WHAT TO PRODUCE - Search the listing below for the string "couldn" and show each line that contains it.

-- begin AVAILABLE RECORDS --

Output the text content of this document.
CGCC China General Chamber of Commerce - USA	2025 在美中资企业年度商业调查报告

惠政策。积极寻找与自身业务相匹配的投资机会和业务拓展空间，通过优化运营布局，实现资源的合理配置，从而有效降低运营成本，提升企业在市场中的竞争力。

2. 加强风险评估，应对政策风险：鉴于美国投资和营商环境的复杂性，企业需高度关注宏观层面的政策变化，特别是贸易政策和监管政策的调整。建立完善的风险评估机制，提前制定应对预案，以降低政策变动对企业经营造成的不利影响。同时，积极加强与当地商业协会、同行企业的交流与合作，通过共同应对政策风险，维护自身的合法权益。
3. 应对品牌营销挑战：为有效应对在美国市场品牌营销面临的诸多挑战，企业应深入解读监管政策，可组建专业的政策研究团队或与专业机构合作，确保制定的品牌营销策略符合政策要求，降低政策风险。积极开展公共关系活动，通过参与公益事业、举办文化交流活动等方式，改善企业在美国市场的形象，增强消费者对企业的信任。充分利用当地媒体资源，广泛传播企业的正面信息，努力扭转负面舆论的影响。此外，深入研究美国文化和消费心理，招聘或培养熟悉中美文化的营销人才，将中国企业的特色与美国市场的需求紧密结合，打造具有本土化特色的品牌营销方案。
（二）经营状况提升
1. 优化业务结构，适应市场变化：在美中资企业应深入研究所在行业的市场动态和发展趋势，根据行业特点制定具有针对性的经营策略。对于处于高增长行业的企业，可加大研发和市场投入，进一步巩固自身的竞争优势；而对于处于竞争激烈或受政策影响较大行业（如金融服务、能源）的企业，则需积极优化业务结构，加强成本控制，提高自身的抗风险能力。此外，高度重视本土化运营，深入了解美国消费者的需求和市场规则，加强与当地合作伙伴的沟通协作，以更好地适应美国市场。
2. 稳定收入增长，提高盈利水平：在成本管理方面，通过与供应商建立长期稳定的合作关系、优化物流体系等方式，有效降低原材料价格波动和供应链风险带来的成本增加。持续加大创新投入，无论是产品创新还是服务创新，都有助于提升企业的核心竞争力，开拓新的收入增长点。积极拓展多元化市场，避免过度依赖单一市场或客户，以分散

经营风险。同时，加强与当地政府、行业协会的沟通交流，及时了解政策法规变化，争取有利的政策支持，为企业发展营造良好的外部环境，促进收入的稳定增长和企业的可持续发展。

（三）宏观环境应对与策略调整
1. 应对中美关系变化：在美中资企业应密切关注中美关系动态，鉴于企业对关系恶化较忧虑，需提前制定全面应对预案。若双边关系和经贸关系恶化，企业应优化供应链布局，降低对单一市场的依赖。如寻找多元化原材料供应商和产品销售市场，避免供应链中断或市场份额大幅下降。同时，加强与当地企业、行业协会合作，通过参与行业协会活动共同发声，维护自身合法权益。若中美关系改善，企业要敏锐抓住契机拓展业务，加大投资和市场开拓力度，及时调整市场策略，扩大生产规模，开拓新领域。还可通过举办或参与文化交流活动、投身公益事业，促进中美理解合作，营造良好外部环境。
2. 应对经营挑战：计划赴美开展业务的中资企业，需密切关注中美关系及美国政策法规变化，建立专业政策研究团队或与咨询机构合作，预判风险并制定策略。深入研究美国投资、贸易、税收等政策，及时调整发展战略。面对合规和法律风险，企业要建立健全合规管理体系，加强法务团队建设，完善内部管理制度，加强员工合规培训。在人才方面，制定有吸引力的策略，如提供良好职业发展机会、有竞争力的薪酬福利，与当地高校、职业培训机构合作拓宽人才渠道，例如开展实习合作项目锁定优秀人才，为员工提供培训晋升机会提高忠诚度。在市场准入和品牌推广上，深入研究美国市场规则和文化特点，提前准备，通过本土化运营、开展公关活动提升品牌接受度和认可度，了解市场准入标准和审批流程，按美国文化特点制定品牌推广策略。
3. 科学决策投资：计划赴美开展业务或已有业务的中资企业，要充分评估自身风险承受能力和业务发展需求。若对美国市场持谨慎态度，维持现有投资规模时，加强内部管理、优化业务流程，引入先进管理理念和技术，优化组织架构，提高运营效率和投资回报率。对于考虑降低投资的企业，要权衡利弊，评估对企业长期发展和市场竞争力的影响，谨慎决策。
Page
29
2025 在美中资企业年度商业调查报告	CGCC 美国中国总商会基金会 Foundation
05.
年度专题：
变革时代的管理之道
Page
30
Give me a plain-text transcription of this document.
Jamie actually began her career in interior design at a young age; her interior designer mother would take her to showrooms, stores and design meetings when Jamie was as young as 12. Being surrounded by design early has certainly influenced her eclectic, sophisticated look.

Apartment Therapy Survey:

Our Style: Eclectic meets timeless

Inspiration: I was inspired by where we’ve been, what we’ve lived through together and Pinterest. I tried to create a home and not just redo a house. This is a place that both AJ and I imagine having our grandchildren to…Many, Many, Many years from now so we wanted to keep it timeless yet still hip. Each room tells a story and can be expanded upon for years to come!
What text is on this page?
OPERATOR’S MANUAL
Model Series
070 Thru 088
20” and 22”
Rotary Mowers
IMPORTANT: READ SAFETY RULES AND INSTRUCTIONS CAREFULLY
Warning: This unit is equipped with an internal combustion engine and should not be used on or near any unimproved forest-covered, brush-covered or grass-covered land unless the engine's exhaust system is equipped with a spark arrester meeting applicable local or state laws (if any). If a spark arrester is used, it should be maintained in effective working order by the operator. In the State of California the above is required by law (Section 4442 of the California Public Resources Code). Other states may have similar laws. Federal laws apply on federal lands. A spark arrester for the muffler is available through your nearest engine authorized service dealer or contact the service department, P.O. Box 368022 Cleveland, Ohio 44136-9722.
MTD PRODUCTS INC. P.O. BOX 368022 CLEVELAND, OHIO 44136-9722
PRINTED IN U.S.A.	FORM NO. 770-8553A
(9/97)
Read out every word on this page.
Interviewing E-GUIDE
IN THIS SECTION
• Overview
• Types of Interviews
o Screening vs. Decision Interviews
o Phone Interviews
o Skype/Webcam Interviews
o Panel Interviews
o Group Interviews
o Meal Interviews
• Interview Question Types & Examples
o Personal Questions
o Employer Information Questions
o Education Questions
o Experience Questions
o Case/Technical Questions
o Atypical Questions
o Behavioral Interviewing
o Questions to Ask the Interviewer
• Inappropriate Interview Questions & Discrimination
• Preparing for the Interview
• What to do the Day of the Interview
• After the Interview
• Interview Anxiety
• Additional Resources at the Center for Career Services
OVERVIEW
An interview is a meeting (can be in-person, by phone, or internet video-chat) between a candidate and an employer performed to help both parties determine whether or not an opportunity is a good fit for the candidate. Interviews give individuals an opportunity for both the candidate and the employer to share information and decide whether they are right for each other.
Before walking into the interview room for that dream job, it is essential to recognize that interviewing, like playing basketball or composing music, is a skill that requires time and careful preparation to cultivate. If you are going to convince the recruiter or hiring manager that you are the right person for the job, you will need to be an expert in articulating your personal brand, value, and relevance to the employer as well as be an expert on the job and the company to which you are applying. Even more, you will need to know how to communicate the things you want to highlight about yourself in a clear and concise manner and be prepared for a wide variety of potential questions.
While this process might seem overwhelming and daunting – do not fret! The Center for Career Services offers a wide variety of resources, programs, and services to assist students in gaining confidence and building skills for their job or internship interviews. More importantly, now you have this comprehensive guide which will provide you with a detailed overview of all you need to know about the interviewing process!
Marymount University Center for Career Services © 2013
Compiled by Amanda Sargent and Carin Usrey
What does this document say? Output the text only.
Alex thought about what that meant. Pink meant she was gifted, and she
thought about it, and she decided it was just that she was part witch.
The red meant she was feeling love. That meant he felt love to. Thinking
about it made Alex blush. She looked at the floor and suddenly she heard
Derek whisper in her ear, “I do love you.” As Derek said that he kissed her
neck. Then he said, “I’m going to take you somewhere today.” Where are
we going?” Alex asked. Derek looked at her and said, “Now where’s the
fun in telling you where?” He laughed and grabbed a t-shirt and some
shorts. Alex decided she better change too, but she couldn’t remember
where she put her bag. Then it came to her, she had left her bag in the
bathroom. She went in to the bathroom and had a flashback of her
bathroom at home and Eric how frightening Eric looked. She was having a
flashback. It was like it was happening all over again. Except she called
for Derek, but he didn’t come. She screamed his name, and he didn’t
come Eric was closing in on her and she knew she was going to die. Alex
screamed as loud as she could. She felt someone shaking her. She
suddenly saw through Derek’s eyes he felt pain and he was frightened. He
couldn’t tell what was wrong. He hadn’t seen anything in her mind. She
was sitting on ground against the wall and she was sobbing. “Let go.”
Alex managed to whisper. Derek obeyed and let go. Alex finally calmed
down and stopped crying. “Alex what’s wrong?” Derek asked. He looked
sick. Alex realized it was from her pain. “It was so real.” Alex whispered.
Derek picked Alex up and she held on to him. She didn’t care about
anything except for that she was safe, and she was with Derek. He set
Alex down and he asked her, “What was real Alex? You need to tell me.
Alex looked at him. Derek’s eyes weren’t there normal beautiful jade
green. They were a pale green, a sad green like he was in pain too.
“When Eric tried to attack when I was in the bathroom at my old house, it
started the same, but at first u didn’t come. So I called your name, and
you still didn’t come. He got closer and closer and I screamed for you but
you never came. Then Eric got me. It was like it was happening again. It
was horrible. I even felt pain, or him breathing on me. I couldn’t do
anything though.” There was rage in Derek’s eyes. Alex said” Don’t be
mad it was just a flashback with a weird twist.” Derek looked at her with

-- end AVAILABLE RECORDS --

SOLUTION FOR THIS PROBLEM -
shorts. Alex decided she better change too, but she couldn’t remember
couldn’t tell what was wrong. He hadn’t seen anything in her mind. She
was horrible. I even felt pain, or him breathing on me. I couldn’t do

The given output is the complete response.